TASK TO COMPLETE: Report the number of lines containing "kilépő", with no other words.

DATA FOR THE TASK:
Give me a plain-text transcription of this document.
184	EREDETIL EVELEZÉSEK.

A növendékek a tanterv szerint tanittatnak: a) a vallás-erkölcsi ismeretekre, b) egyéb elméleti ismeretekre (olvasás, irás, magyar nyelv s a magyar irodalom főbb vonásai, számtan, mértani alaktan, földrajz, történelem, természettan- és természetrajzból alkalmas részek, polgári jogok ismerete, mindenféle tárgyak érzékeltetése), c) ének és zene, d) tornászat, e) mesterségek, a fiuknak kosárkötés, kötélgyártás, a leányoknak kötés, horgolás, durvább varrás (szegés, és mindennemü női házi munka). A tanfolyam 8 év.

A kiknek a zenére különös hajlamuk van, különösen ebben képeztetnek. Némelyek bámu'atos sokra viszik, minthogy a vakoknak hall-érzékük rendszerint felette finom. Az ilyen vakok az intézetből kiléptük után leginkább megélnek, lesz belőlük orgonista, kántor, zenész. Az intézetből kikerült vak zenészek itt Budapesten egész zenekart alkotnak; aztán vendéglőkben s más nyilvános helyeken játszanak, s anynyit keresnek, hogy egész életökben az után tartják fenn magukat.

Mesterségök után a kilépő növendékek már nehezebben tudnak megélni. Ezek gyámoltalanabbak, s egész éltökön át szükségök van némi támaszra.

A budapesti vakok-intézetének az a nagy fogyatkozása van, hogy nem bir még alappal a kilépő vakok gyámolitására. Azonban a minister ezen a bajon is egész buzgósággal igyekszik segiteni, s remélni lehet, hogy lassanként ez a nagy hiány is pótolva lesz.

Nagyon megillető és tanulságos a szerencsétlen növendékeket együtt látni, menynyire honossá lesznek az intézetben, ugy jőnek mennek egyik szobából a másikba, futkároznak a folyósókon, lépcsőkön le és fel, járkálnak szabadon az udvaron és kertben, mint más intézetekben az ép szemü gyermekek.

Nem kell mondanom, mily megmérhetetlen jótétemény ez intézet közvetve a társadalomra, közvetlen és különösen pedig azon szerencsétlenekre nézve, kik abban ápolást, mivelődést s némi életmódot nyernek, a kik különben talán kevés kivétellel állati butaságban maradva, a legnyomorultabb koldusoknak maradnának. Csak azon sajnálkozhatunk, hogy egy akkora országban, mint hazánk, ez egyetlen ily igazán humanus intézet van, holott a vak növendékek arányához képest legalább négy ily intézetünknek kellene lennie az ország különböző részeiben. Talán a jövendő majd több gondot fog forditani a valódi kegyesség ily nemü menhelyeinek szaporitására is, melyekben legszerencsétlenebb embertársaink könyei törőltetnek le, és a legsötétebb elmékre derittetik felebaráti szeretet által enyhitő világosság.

RESULT FOR THIS TASK: 2